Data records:
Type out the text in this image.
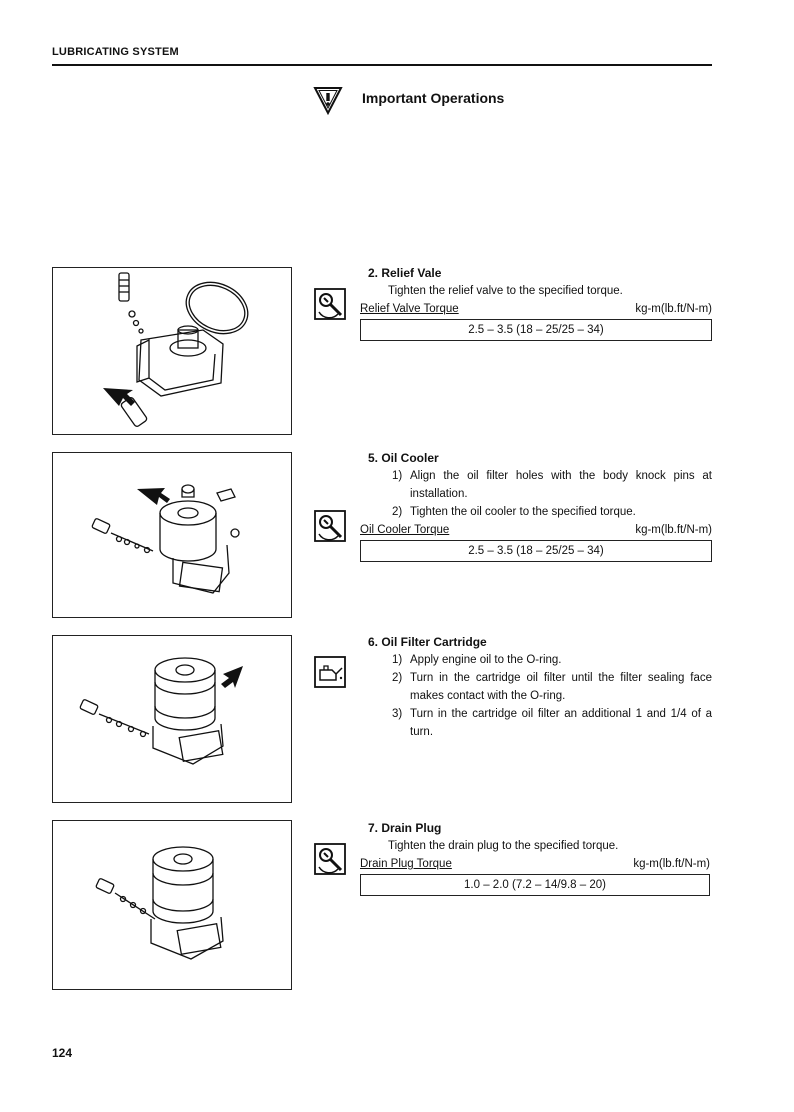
LUBRICATING SYSTEM
Important Operations
2. Relief Vale
Tighten the relief valve to the specified torque.
Relief Valve Torque	kg-m(lb.ft/N-m)
2.5 – 3.5 (18 – 25/25 – 34)
5. Oil Cooler
1) Align the oil filter holes with the body knock pins at installation.
2) Tighten the oil cooler to the specified torque.
Oil Cooler Torque	kg-m(lb.ft/N-m)
2.5 – 3.5 (18 – 25/25 – 34)
6. Oil Filter Cartridge
1) Apply engine oil to the O-ring.
2) Turn in the cartridge oil filter until the filter sealing face makes contact with the O-ring.
3) Turn in the cartridge oil filter an additional 1 and 1/4 of a turn.
7. Drain Plug
Tighten the drain plug to the specified torque.
Drain Plug Torque	kg-m(lb.ft/N-m)
1.0 – 2.0 (7.2 – 14/9.8 – 20)
124
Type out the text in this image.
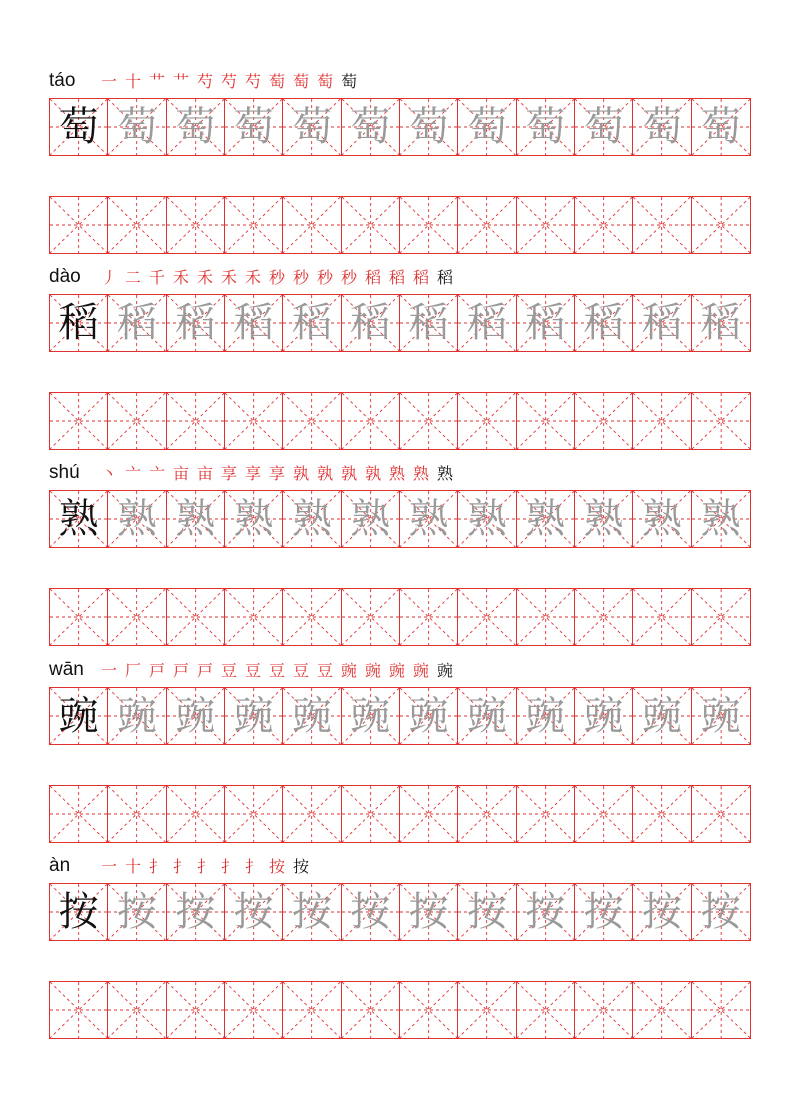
táo	一 十 艹 艹 芍 芍 芍 萄 萄 萄 萄
萄 萄 萄 萄 萄 萄 萄 萄 萄 萄 萄 萄
dào 丿 二 千 禾 禾 禾 禾 秒 秒 秒 秒 稻 稻 稻 稻
稻 稻 稻 稻 稻 稻 稻 稻 稻 稻 稻 稻
shú	丶 亠 亠 亩 亩 享 享 享 孰 孰 孰 孰 熟 熟 熟
熟 熟 熟 熟 熟 熟 熟 熟 熟 熟 熟 熟
wān 一 厂 戸 戸 戸 豆 豆 豆 豆 豆 豌 豌 豌 豌 豌
豌 豌 豌 豌 豌 豌 豌 豌 豌 豌 豌 豌
àn	一 十 扌 扌 扌 扌 扌 按 按
按 按 按 按 按 按 按 按 按 按 按 按
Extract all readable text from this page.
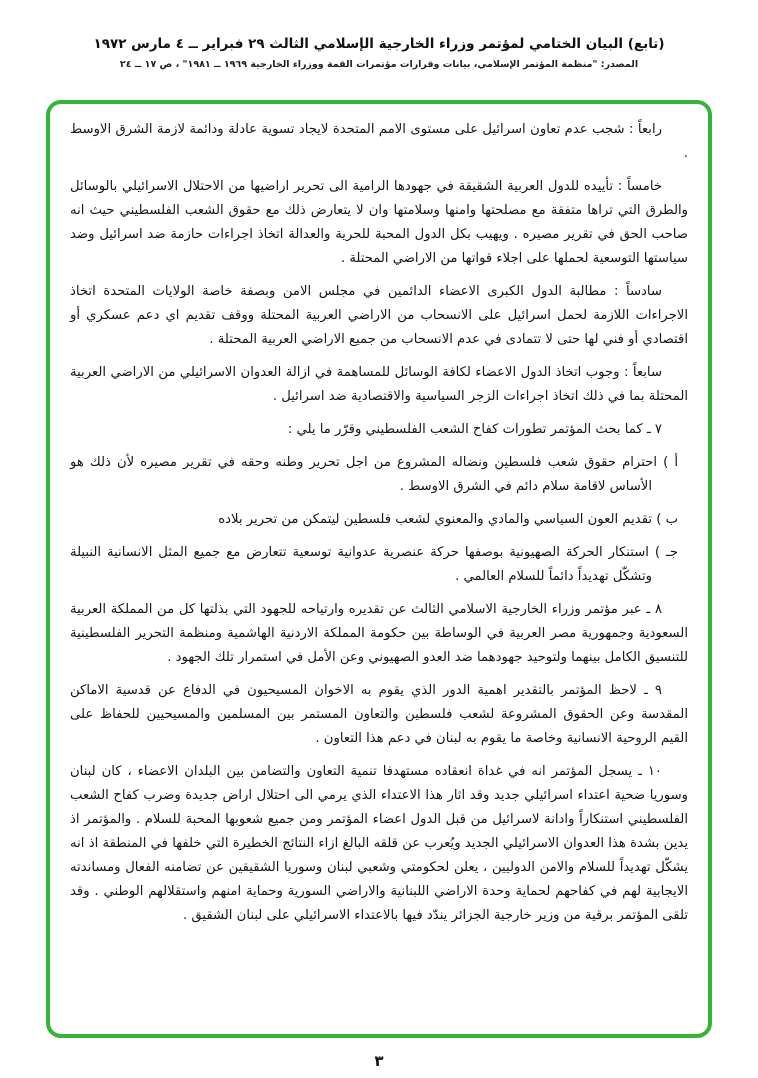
(تابع) البيان الختامي لمؤتمر وزراء الخارجية الإسلامي الثالث ٢٩ فبراير ــ ٤ مارس ١٩٧٢
المصدر: "منظمة المؤتمر الإسلامي، بيانات وقرارات مؤتمرات القمة ووزراء الخارجية ١٩٦٩ ــ ١٩٨١" ، ص ١٧ ــ ٢٤

رابعاً : شجب عدم تعاون اسرائيل على مستوى الامم المتحدة لايجاد تسوية عادلة ودائمة لازمة الشرق الاوسط .

خامساً : تأييده للدول العربية الشقيقة في جهودها الرامية الى تحرير اراضيها من الاحتلال الاسرائيلي بالوسائل والطرق التي تراها متفقة مع مصلحتها وامنها وسلامتها وان لا يتعارض ذلك مع حقوق الشعب الفلسطيني حيث انه صاحب الحق في تقرير مصيره . ويهيب بكل الدول المحبة للحرية والعدالة اتخاذ اجراءات حازمة ضد اسرائيل وضد سياستها التوسعية لحملها على اجلاء قواتها من الاراضي المحتلة .

سادساً : مطالبة الدول الكبرى الاعضاء الدائمين في مجلس الامن وبصفة خاصة الولايات المتحدة اتخاذ الاجراءات اللازمة لحمل اسرائيل على الانسحاب من الاراضي العربية المحتلة ووقف تقديم اي دعم عسكري أو اقتصادي أو فني لها حتى لا تتمادى في عدم الانسحاب من جميع الاراضي العربية المحتلة .

سابعاً : وجوب اتخاذ الدول الاعضاء لكافة الوسائل للمساهمة في ازالة العدوان الاسرائيلي من الاراضي العربية المحتلة بما في ذلك اتخاذ اجراءات الزجر السياسية والاقتصادية ضد اسرائيل .

٧ ـ كما بحث المؤتمر تطورات كفاح الشعب الفلسطيني وقرّر ما يلي :

أ ) احترام حقوق شعب فلسطين ونضاله المشروع من اجل تحرير وطنه وحقه في تقرير مصيره لأن ذلك هو الأساس لاقامة سلام دائم في الشرق الاوسط .

ب ) تقديم العون السياسي والمادي والمعنوي لشعب فلسطين ليتمكن من تحرير بلاده

جـ ) استنكار الحركة الصهيونية بوصفها حركة عنصرية عدوانية توسعية تتعارض مع جميع المثل الانسانية النبيلة وتشكّل تهديداً دائماً للسلام العالمي .

٨ ـ عبر مؤتمر وزراء الخارجية الاسلامي الثالث عن تقديره وارتياحه للجهود التي بذلتها كل من المملكة العربية السعودية وجمهورية مصر العربية في الوساطة بين حكومة المملكة الاردنية الهاشمية ومنظمة التحرير الفلسطينية للتنسيق الكامل بينهما ولتوحيد جهودهما ضد العدو الصهيوني وعن الأمل في استمرار تلك الجهود .

٩ ـ لاحظ المؤتمر بالتقدير اهمية الدور الذي يقوم به الاخوان المسيحيون في الدفاع عن قدسية الاماكن المقدسة وعن الحقوق المشروعة لشعب فلسطين والتعاون المستمر بين المسلمين والمسيحيين للحفاظ على القيم الروحية الانسانية وخاصة ما يقوم به لبنان في دعم هذا التعاون .

١٠ ـ يسجل المؤتمر انه في غداة انعقاده مستهدفا تنمية التعاون والتضامن بين البلدان الاعضاء ، كان لبنان وسوريا ضحية اعتداء اسرائيلي جديد وقد اثار هذا الاعتداء الذي يرمي الى احتلال اراض جديدة وضرب كفاح الشعب الفلسطيني استنكاراً وادانة لاسرائيل من قبل الدول اعضاء المؤتمر ومن جميع شعوبها المحبة للسلام . والمؤتمر اذ يدين بشدة هذا العدوان الاسرائيلي الجديد ويُعرب عن قلقه البالغ ازاء النتائج الخطيرة التي خلفها في المنطقة اذ انه يشكّل تهديداً للسلام والامن الدوليين ، يعلن لحكومتي وشعبي لبنان وسوريا الشقيقين عن تضامنه الفعال ومساندته الايجابية لهم في كفاحهم لحماية وحدة الاراضي اللبنانية والاراضي السورية وحماية امنهم واستقلالهم الوطني . وقد تلقى المؤتمر برقية من وزير خارجية الجزائر يندّد فيها بالاعتداء الاسرائيلي على لبنان الشقيق .

٣
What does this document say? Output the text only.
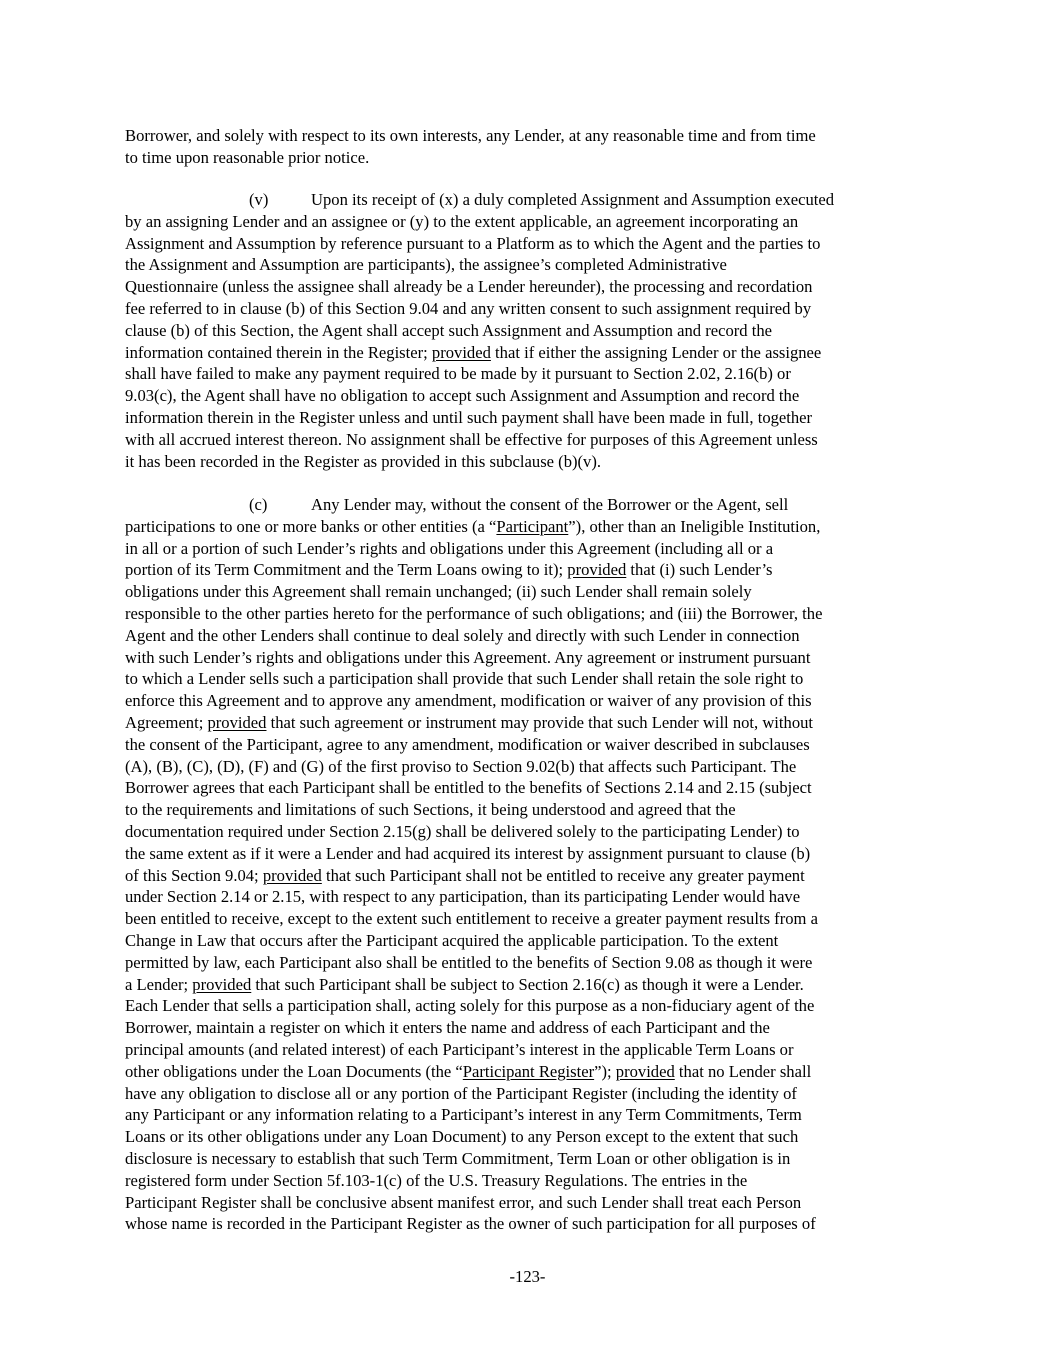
Borrower, and solely with respect to its own interests, any Lender, at any reasonable time and from time
to time upon reasonable prior notice.
(v)	Upon its receipt of (x) a duly completed Assignment and Assumption executed
by an assigning Lender and an assignee or (y) to the extent applicable, an agreement incorporating an
Assignment and Assumption by reference pursuant to a Platform as to which the Agent and the parties to
the Assignment and Assumption are participants), the assignee’s completed Administrative
Questionnaire (unless the assignee shall already be a Lender hereunder), the processing and recordation
fee referred to in clause (b) of this Section 9.04 and any written consent to such assignment required by
clause (b) of this Section, the Agent shall accept such Assignment and Assumption and record the
information contained therein in the Register; provided that if either the assigning Lender or the assignee
shall have failed to make any payment required to be made by it pursuant to Section 2.02, 2.16(b) or
9.03(c), the Agent shall have no obligation to accept such Assignment and Assumption and record the
information therein in the Register unless and until such payment shall have been made in full, together
with all accrued interest thereon. No assignment shall be effective for purposes of this Agreement unless
it has been recorded in the Register as provided in this subclause (b)(v).
(c)	Any Lender may, without the consent of the Borrower or the Agent, sell
participations to one or more banks or other entities (a “Participant”), other than an Ineligible Institution,
in all or a portion of such Lender’s rights and obligations under this Agreement (including all or a
portion of its Term Commitment and the Term Loans owing to it); provided that (i) such Lender’s
obligations under this Agreement shall remain unchanged; (ii) such Lender shall remain solely
responsible to the other parties hereto for the performance of such obligations; and (iii) the Borrower, the
Agent and the other Lenders shall continue to deal solely and directly with such Lender in connection
with such Lender’s rights and obligations under this Agreement. Any agreement or instrument pursuant
to which a Lender sells such a participation shall provide that such Lender shall retain the sole right to
enforce this Agreement and to approve any amendment, modification or waiver of any provision of this
Agreement; provided that such agreement or instrument may provide that such Lender will not, without
the consent of the Participant, agree to any amendment, modification or waiver described in subclauses
(A), (B), (C), (D), (F) and (G) of the first proviso to Section 9.02(b) that affects such Participant. The
Borrower agrees that each Participant shall be entitled to the benefits of Sections 2.14 and 2.15 (subject
to the requirements and limitations of such Sections, it being understood and agreed that the
documentation required under Section 2.15(g) shall be delivered solely to the participating Lender) to
the same extent as if it were a Lender and had acquired its interest by assignment pursuant to clause (b)
of this Section 9.04; provided that such Participant shall not be entitled to receive any greater payment
under Section 2.14 or 2.15, with respect to any participation, than its participating Lender would have
been entitled to receive, except to the extent such entitlement to receive a greater payment results from a
Change in Law that occurs after the Participant acquired the applicable participation. To the extent
permitted by law, each Participant also shall be entitled to the benefits of Section 9.08 as though it were
a Lender; provided that such Participant shall be subject to Section 2.16(c) as though it were a Lender.
Each Lender that sells a participation shall, acting solely for this purpose as a non-fiduciary agent of the
Borrower, maintain a register on which it enters the name and address of each Participant and the
principal amounts (and related interest) of each Participant’s interest in the applicable Term Loans or
other obligations under the Loan Documents (the “Participant Register”); provided that no Lender shall
have any obligation to disclose all or any portion of the Participant Register (including the identity of
any Participant or any information relating to a Participant’s interest in any Term Commitments, Term
Loans or its other obligations under any Loan Document) to any Person except to the extent that such
disclosure is necessary to establish that such Term Commitment, Term Loan or other obligation is in
registered form under Section 5f.103-1(c) of the U.S. Treasury Regulations. The entries in the
Participant Register shall be conclusive absent manifest error, and such Lender shall treat each Person
whose name is recorded in the Participant Register as the owner of such participation for all purposes of
-123-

(TO DO) Gather each line of the listing containing the word "which" and show it.

(IN RESPONSE)
Assignment and Assumption by reference pursuant to a Platform as to which the Agent and the parties to
to which a Lender sells such a participation shall provide that such Lender shall retain the sole right to
Borrower, maintain a register on which it enters the name and address of each Participant and the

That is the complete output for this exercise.